◆ Supplied passage
|---|
3.3. Effects of Habitat Fragmentation

It is generally believed that habitat fragmentation will lead to inbreeding [47]; however, with deceptive orchids, when their pollinators realize they have been cheated, they fly some distance and then pollinate again, which can promote gene flow between populations [48]. In theory, this deceptive pollination mechanism is conducive to the maintenance of genetic diversity. The minute, wind-dispersed seeds of orchids are capable of traversing considerable distances, sometimes over hundreds of kilometers. Orchids tend to exhibit relatively low levels of genetic differentiation, even among widely disjunct populations [12]. For deceptive Orchis mascula, among-population gene flow was largely the result of pollen flow, and its pollen flow can reach up to 508 m [13]. Though C. flavum is threatened by habitat fragmentation, C. flavum still maintains high genetic diversity and gene flow in the present fragmented habitat. Long-distance pollen and seed dispersal is likely to support gene flow even between distant populations, which efficiently delays genetic isolation.
|---|
◆ Records provided

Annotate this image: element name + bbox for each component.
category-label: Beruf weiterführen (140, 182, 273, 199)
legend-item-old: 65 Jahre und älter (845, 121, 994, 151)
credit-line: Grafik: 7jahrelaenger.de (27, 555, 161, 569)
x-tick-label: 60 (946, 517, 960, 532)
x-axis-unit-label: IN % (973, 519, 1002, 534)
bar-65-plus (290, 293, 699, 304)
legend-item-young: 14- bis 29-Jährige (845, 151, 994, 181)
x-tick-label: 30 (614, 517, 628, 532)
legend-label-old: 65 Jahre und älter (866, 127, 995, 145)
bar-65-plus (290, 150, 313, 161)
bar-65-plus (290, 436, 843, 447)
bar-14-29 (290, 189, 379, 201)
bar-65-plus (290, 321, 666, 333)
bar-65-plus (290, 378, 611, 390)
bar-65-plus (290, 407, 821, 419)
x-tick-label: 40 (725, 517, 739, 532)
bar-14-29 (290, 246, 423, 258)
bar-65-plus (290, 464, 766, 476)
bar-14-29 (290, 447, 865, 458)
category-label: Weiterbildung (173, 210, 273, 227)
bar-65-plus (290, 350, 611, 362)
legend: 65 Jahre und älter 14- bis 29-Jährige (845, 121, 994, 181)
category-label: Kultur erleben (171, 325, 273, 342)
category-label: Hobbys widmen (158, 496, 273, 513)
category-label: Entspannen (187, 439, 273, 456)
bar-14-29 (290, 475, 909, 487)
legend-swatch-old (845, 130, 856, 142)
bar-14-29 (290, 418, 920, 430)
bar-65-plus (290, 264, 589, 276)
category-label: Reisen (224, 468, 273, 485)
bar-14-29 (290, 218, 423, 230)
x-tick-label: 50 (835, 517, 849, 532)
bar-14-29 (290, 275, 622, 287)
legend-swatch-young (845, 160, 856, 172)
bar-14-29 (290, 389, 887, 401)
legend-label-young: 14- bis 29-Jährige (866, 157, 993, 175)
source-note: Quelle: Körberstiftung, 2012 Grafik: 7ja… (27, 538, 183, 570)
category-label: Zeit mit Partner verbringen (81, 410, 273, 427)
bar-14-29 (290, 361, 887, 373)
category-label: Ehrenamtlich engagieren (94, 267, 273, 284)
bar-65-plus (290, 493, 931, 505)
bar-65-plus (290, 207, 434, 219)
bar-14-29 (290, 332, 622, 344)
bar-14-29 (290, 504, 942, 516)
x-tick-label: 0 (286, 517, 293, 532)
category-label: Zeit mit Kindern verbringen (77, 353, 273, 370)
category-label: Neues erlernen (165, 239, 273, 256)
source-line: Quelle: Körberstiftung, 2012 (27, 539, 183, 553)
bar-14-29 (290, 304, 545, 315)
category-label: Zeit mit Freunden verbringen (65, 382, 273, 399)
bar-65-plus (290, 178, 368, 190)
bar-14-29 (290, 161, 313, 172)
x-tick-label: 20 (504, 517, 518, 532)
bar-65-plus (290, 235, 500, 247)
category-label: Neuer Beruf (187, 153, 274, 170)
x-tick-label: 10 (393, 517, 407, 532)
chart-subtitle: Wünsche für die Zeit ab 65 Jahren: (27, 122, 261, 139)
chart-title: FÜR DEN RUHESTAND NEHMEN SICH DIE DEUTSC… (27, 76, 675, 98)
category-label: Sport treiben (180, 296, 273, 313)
|---|
In the passage on habitat fragmentation in orchids, how far can the pollen flow of deceptive Orchis mascula reach?

Up to 508 m.